_THE EXERCISE_
Write out the lines of the records from the line containing "folder-icon [103,286,119,302]" up to and including the line containing "node-label: SQL Server 代理 [65,307,159,321]" as a numbered list, leaving out any blank lines.
### MATERIAL FOR THIS EXERCISE
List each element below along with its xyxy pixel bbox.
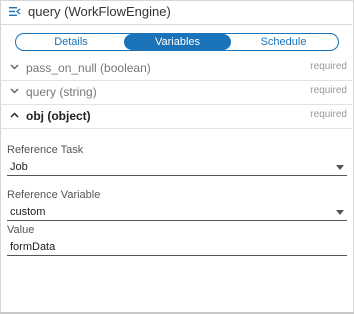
tab-schedule[interactable]: Schedule xyxy=(229,34,338,50)
dropdown-arrow-icon xyxy=(336,165,344,170)
value-input-text: formData xyxy=(10,241,56,253)
variable-row-pass-on-null[interactable]: pass_on_null (boolean) required xyxy=(0,57,352,81)
variable-name: query (string) xyxy=(26,85,97,99)
required-label: required xyxy=(310,85,347,96)
panel-header: query (WorkFlowEngine) xyxy=(0,0,352,25)
variable-name: obj (object) xyxy=(26,109,91,123)
variable-name: pass_on_null (boolean) xyxy=(26,61,151,75)
reference-variable-select[interactable]: custom xyxy=(7,205,347,221)
chevron-up-icon xyxy=(10,112,19,118)
value-label: Value xyxy=(7,224,35,236)
reference-task-select[interactable]: Job xyxy=(7,160,347,176)
list-icon[interactable] xyxy=(9,6,21,17)
reference-variable-value: custom xyxy=(10,206,46,218)
value-input[interactable]: formData xyxy=(7,240,347,256)
reference-task-value: Job xyxy=(10,161,28,173)
tab-variables[interactable]: Variables xyxy=(124,34,231,50)
tab-bar: Details Variables Schedule xyxy=(15,33,339,51)
dropdown-arrow-icon xyxy=(336,210,344,215)
variable-row-query[interactable]: query (string) required xyxy=(0,81,352,105)
panel-title: query (WorkFlowEngine) xyxy=(28,4,171,19)
chevron-down-icon xyxy=(10,88,19,94)
required-label: required xyxy=(310,109,347,120)
chevron-down-icon xyxy=(10,64,19,70)
reference-task-label: Reference Task xyxy=(7,144,84,156)
tab-details[interactable]: Details xyxy=(16,34,126,50)
required-label: required xyxy=(310,61,347,72)
variable-row-obj[interactable]: obj (object) required xyxy=(0,105,352,129)
reference-variable-label: Reference Variable xyxy=(7,189,101,201)
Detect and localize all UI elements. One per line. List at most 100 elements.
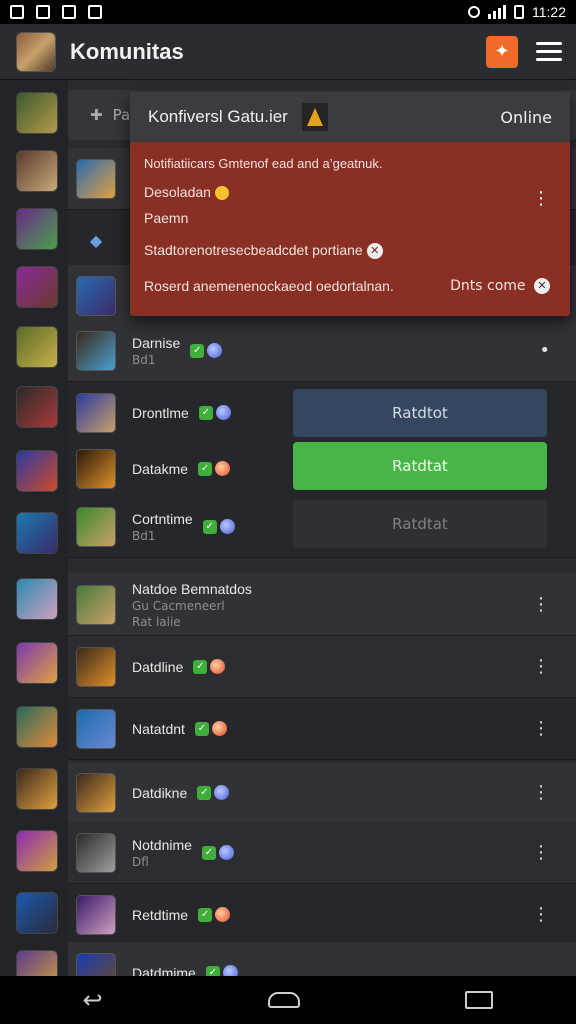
more-options-icon[interactable]: ⋮ — [532, 657, 550, 676]
community-avatar[interactable] — [16, 31, 56, 72]
notification-popup[interactable]: Konfiversl Gatu.ier Online Notifiatiicar… — [130, 92, 570, 316]
rail-avatar[interactable] — [16, 706, 58, 748]
member-name: Natdoe Bemnatdos — [132, 580, 252, 597]
globe-icon — [215, 461, 231, 476]
close-icon[interactable]: ✕ — [534, 278, 550, 294]
recent-apps-icon[interactable] — [465, 991, 494, 1009]
popup-title: Konfiversl Gatu.ier — [148, 107, 288, 126]
check-icon: ✓ — [193, 659, 208, 674]
list-item[interactable]: Datakme ✓ Ratdtat — [68, 438, 576, 500]
popup-text: Notifiatiicars Gmtenof ead and a’geatnuk… — [144, 156, 383, 171]
member-sub: Bd1 — [132, 352, 156, 367]
more-options-icon[interactable]: ⋮ — [532, 595, 550, 614]
page-title: Komunitas — [70, 38, 184, 64]
rail-avatar[interactable] — [16, 578, 58, 620]
close-icon[interactable]: ✕ — [366, 243, 383, 260]
avatar — [76, 832, 116, 873]
popup-action[interactable]: Dnts come ✕ — [450, 278, 550, 294]
rail-avatar[interactable] — [16, 450, 58, 492]
check-icon: ✓ — [198, 461, 213, 476]
rail-avatar[interactable] — [16, 150, 58, 192]
list-item[interactable]: Natatdnt ✓ ⋮ — [68, 698, 576, 760]
popup-text: Stadtorenotresecbeadcdet portiane ✕ — [144, 242, 383, 260]
rail-avatar[interactable] — [16, 92, 58, 134]
puzzle-icon[interactable]: ✦ — [486, 35, 518, 68]
alarm-icon — [468, 6, 480, 18]
member-name: Notdnime — [132, 836, 192, 853]
home-icon[interactable] — [268, 992, 301, 1008]
smile-emoji-icon — [214, 186, 229, 201]
list-item[interactable]: Datdikne ✓ ⋮ — [68, 762, 576, 824]
member-sub: Rat lalie — [132, 614, 181, 629]
member-name: Retdtime — [132, 906, 189, 923]
more-options-icon[interactable]: ⋮ — [532, 188, 550, 209]
more-options-icon[interactable]: ⋮ — [532, 905, 550, 924]
check-icon: ✓ — [197, 785, 212, 800]
rail-avatar[interactable] — [16, 830, 58, 872]
rail-avatar[interactable] — [16, 512, 58, 554]
check-icon: ✓ — [194, 721, 209, 736]
more-options-icon[interactable]: • — [539, 341, 550, 360]
check-icon: ✓ — [201, 845, 216, 860]
rail-avatar[interactable] — [16, 326, 58, 368]
back-icon[interactable]: ↩ — [83, 986, 103, 1014]
globe-icon — [211, 721, 227, 736]
list-item[interactable]: Darnise Bd1 ✓ • — [68, 320, 576, 382]
hamburger-menu-icon[interactable] — [536, 42, 562, 61]
avatar — [76, 646, 116, 687]
globe-icon — [210, 659, 226, 674]
status-label: Online — [500, 107, 552, 127]
popup-text: Roserd anemenenockaeod oedortalnan. — [144, 278, 394, 294]
member-name: Natatdnt — [132, 720, 185, 737]
check-icon: ✓ — [202, 519, 217, 534]
list-item[interactable]: Drontlme ✓ Ratdtot — [68, 382, 576, 444]
rail-avatar[interactable] — [16, 266, 58, 308]
avatar — [76, 275, 116, 316]
avatar — [76, 894, 116, 935]
avatar — [76, 772, 116, 813]
popup-text-label: Desoladan — [144, 184, 211, 200]
rail-avatar[interactable] — [16, 386, 58, 428]
rail-avatar[interactable] — [16, 892, 58, 934]
member-sub: Gu Cacmeneerl — [132, 598, 225, 613]
popup-header: Konfiversl Gatu.ier Online — [130, 92, 570, 142]
avatar — [76, 330, 116, 371]
list-item[interactable]: Datdline ✓ ⋮ — [68, 636, 576, 698]
list-item[interactable]: Notdnime Dfl ✓ ⋮ — [68, 822, 576, 884]
avatar — [76, 392, 116, 433]
avatar — [76, 448, 116, 489]
more-options-icon[interactable]: ⋮ — [532, 719, 550, 738]
globe-icon — [218, 845, 234, 860]
action-button[interactable]: Ratdtot — [293, 389, 547, 437]
list-item[interactable]: Retdtime ✓ ⋮ — [68, 884, 576, 946]
more-options-icon[interactable]: ⋮ — [532, 783, 550, 802]
member-name: Cortntime — [132, 510, 193, 527]
avatar: ◆ — [76, 220, 116, 261]
globe-icon — [207, 343, 223, 358]
rail-avatar[interactable] — [16, 208, 58, 250]
check-icon: ✓ — [190, 343, 205, 358]
camera-icon — [88, 5, 102, 19]
member-name: Datdline — [132, 658, 184, 675]
notification-icon — [10, 5, 24, 19]
search-placeholder: Pa — [112, 106, 131, 124]
action-button[interactable]: Ratdtat — [293, 442, 547, 490]
rail-avatar[interactable] — [16, 768, 58, 810]
rail-avatar[interactable] — [16, 642, 58, 684]
list-item[interactable]: Cortntime Bd1 ✓ Ratdtat — [68, 496, 576, 558]
avatar — [76, 708, 116, 749]
check-icon: ✓ — [198, 907, 213, 922]
navigation-bar: ↩ — [0, 976, 576, 1024]
list-item[interactable]: Natdoe Bemnatdos Gu Cacmeneerl Rat lalie… — [68, 574, 576, 636]
popup-text: Paemn — [144, 210, 189, 226]
member-name: Datakme — [132, 460, 189, 477]
battery-icon — [514, 5, 524, 19]
app-bar: Komunitas ✦ — [0, 24, 576, 80]
action-button[interactable]: Ratdtat — [293, 500, 547, 548]
more-options-icon[interactable]: ⋮ — [532, 843, 550, 862]
avatar — [76, 158, 116, 199]
popup-text: Desoladan — [144, 184, 229, 201]
member-name: Drontlme — [132, 404, 189, 421]
user-icon: ✚ — [90, 106, 103, 124]
member-name: Darnise — [132, 334, 181, 351]
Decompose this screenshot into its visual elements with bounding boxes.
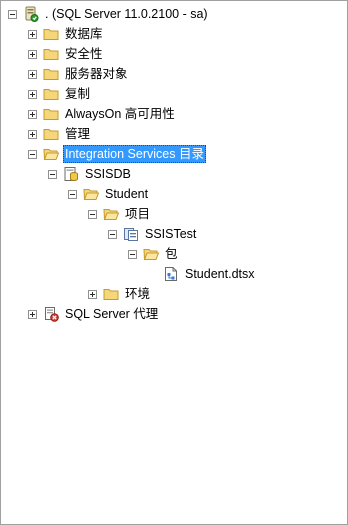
folder-icon [103,286,119,302]
server-label: . (SQL Server 11.0.2100 - sa) [45,7,208,21]
node-label: 数据库 [65,27,103,41]
tree-node-ssisdb[interactable]: SSISDB [48,164,133,184]
folder-open-icon [83,186,99,202]
tree-node-student-folder[interactable]: Student [68,184,150,204]
node-label: 环境 [125,287,151,301]
database-icon [63,166,79,182]
node-label: SQL Server 代理 [65,307,159,321]
tree-node-replication[interactable]: 复制 [28,84,92,104]
expand-toggle[interactable] [88,289,97,299]
node-label: 管理 [65,127,91,141]
node-label: Student.dtsx [185,267,255,281]
folder-icon [43,86,59,102]
folder-icon [43,66,59,82]
tree-node-databases[interactable]: 数据库 [28,24,105,44]
expand-toggle[interactable] [28,89,37,99]
folder-open-icon [103,206,119,222]
node-label: SSISDB [85,167,131,181]
tree-node-server[interactable]: . (SQL Server 11.0.2100 - sa) [8,4,210,24]
collapse-toggle[interactable] [8,9,17,19]
tree-node-package-student-dtsx[interactable]: Student.dtsx [148,264,257,284]
node-label: Student [105,187,149,201]
expand-toggle[interactable] [28,29,37,39]
tree-node-server-objects[interactable]: 服务器对象 [28,64,130,84]
node-label: 项目 [125,207,151,221]
node-label: 复制 [65,87,91,101]
tree-node-environments[interactable]: 环境 [88,284,152,304]
tree-node-alwayson[interactable]: AlwaysOn 高可用性 [28,104,177,124]
collapse-toggle[interactable] [48,169,57,179]
expand-toggle[interactable] [28,129,37,139]
folder-open-icon [143,246,159,262]
collapse-toggle[interactable] [108,229,117,239]
node-label-selected: Integration Services 目录 [63,145,206,163]
tree-node-security[interactable]: 安全性 [28,44,105,64]
package-icon [163,266,179,282]
expand-toggle[interactable] [28,309,37,319]
expand-toggle[interactable] [28,49,37,59]
folder-icon [43,46,59,62]
tree-node-project-ssistest[interactable]: SSISTest [108,224,198,244]
collapse-toggle[interactable] [88,209,97,219]
expand-toggle[interactable] [28,69,37,79]
collapse-toggle[interactable] [28,149,37,159]
node-label: 包 [165,247,178,261]
folder-open-icon [43,146,59,162]
collapse-toggle[interactable] [68,189,77,199]
project-icon [123,226,139,242]
object-explorer-tree[interactable]: . (SQL Server 11.0.2100 - sa) 数据库 安全性 服务… [0,0,348,525]
node-label: 服务器对象 [65,67,128,81]
server-icon [23,6,39,22]
tree-node-sql-server-agent[interactable]: SQL Server 代理 [28,304,160,324]
tree-node-packages[interactable]: 包 [128,244,180,264]
tree-node-management[interactable]: 管理 [28,124,92,144]
collapse-toggle[interactable] [128,249,137,259]
tree-node-integration-services-catalog[interactable]: Integration Services 目录 [28,144,206,164]
tree-node-projects[interactable]: 项目 [88,204,152,224]
folder-icon [43,106,59,122]
folder-icon [43,26,59,42]
node-label: 安全性 [65,47,103,61]
node-label: SSISTest [145,227,197,241]
expand-toggle[interactable] [28,109,37,119]
agent-icon [43,306,59,322]
folder-icon [43,126,59,142]
node-label: AlwaysOn 高可用性 [65,107,175,121]
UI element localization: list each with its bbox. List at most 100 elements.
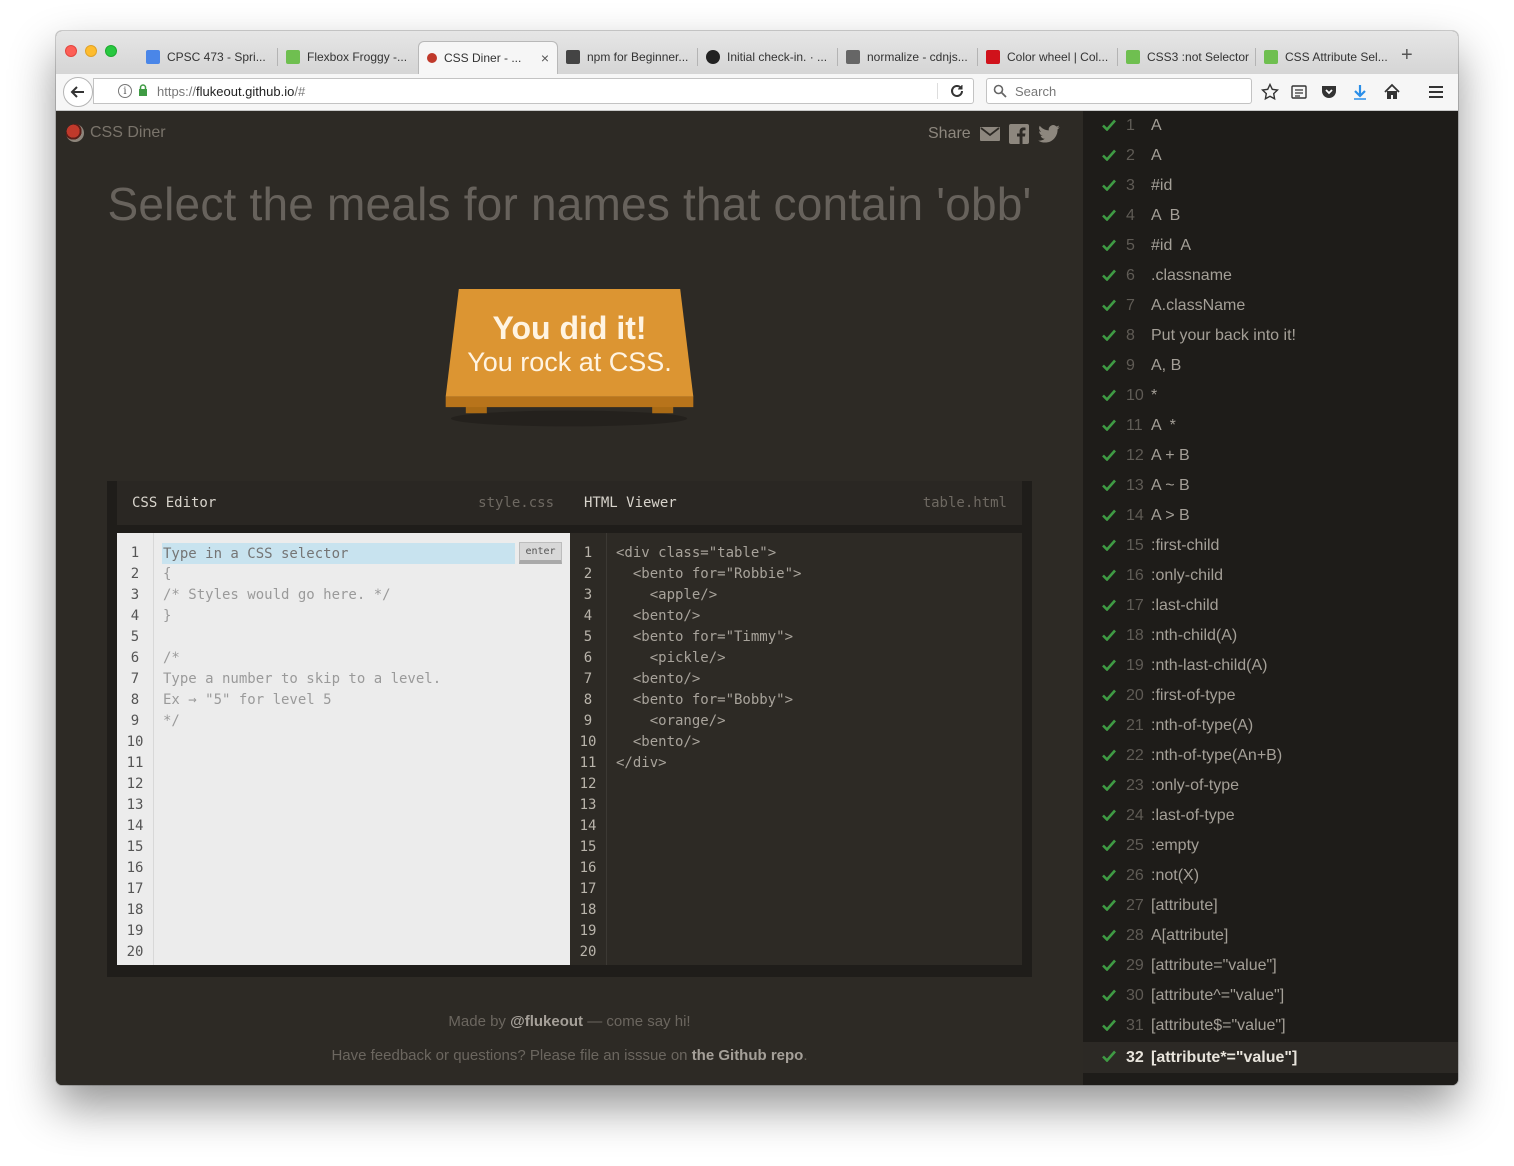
######
_ANSWER FOR THE TASK_
1. folder-icon [103,286,119,302]
2. server-label: . (SQL Server 11.0.2100 - sa) [45,7,208,21]
3. node-label: 数据库 [65,27,103,41]
4. tree-node-ssisdb[interactable]: SSISDB [48,164,133,184]
5. folder-open-icon [83,186,99,202]
6. tree-node-student-folder[interactable]: Student [68,184,150,204]
7. node-label: 环境 [125,287,151,301]
8. database-icon [63,166,79,182]
9. node-label: SQL Server 代理 [65,307,159,321]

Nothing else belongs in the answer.